▶ **BRIEF**
Reproduce all of the data that follows, character for character.

******************************

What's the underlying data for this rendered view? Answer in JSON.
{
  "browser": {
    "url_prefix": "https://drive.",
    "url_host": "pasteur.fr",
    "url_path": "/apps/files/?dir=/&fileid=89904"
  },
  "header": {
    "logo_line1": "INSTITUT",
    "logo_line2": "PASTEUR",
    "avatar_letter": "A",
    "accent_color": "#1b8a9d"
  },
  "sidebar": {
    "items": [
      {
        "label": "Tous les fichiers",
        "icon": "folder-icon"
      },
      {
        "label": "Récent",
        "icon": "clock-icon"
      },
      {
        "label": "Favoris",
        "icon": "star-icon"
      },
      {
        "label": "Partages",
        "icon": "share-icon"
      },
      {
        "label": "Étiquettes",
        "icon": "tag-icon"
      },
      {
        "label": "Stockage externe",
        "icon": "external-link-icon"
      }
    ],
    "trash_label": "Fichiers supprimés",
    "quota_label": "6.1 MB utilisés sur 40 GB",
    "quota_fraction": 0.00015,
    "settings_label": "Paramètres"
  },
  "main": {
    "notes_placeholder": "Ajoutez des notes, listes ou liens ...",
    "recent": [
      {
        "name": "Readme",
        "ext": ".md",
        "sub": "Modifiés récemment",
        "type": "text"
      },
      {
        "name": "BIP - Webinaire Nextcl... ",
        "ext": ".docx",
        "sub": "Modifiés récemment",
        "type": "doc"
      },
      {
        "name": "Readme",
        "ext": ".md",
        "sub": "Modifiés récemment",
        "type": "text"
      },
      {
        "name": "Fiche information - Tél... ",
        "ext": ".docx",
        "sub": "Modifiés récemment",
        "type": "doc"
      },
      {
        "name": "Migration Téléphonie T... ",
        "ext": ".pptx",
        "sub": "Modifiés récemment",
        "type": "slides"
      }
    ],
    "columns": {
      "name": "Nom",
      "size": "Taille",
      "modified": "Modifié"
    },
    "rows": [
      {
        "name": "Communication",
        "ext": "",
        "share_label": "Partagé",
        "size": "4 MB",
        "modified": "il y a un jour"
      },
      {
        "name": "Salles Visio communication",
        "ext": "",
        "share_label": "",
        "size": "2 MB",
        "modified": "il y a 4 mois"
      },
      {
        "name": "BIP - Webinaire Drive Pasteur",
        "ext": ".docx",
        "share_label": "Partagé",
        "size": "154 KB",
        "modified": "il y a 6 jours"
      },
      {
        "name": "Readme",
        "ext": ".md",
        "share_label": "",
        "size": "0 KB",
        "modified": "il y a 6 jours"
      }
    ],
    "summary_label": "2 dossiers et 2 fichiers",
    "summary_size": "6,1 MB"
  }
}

******************************

▶ **FULL SOLUTION**
What's the underlying data for this rendered view? Answer in JSON.
{
  "browser": {
    "url_prefix": "https://drive.",
    "url_host": "pasteur.fr",
    "url_path": "/apps/files/?dir=/&fileid=89904"
  },
  "header": {
    "logo_line1": "INSTITUT",
    "logo_line2": "PASTEUR",
    "avatar_letter": "A",
    "accent_color": "#1b8a9d"
  },
  "sidebar": {
    "items": [
      {
        "label": "Tous les fichiers",
        "icon": "folder-icon"
      },
      {
        "label": "Récent",
        "icon": "clock-icon"
      },
      {
        "label": "Favoris",
        "icon": "star-icon"
      },
      {
        "label": "Partages",
        "icon": "share-icon"
      },
      {
        "label": "Étiquettes",
        "icon": "tag-icon"
      },
      {
        "label": "Stockage externe",
        "icon": "external-link-icon"
      }
    ],
    "trash_label": "Fichiers supprimés",
    "quota_label": "6.1 MB utilisés sur 40 GB",
    "quota_fraction": 0.00015,
    "settings_label": "Paramètres"
  },
  "main": {
    "notes_placeholder": "Ajoutez des notes, listes ou liens ...",
    "recent": [
      {
        "name": "Readme",
        "ext": ".md",
        "sub": "Modifiés récemment",
        "type": "text"
      },
      {
        "name": "BIP - Webinaire Nextcl... ",
        "ext": ".docx",
        "sub": "Modifiés récemment",
        "type": "doc"
      },
      {
        "name": "Readme",
        "ext": ".md",
        "sub": "Modifiés récemment",
        "type": "text"
      },
      {
        "name": "Fiche information - Tél... ",
        "ext": ".docx",
        "sub": "Modifiés récemment",
        "type": "doc"
      },
      {
        "name": "Migration Téléphonie T... ",
        "ext": ".pptx",
        "sub": "Modifiés récemment",
        "type": "slides"
      }
    ],
    "columns": {
      "name": "Nom",
      "size": "Taille",
      "modified": "Modifié"
    },
    "rows": [
      {
        "name": "Communication",
        "ext": "",
        "share_label": "Partagé",
        "size": "4 MB",
        "modified": "il y a un jour"
      },
      {
        "name": "Salles Visio communication",
        "ext": "",
        "share_label": "",
        "size": "2 MB",
        "modified": "il y a 4 mois"
      },
      {
        "name": "BIP - Webinaire Drive Pasteur",
        "ext": ".docx",
        "share_label": "Partagé",
        "size": "154 KB",
        "modified": "il y a 6 jours"
      },
      {
        "name": "Readme",
        "ext": ".md",
        "share_label": "",
        "size": "0 KB",
        "modified": "il y a 6 jours"
      }
    ],
    "summary_label": "2 dossiers et 2 fichiers",
    "summary_size": "6,1 MB"
  }
}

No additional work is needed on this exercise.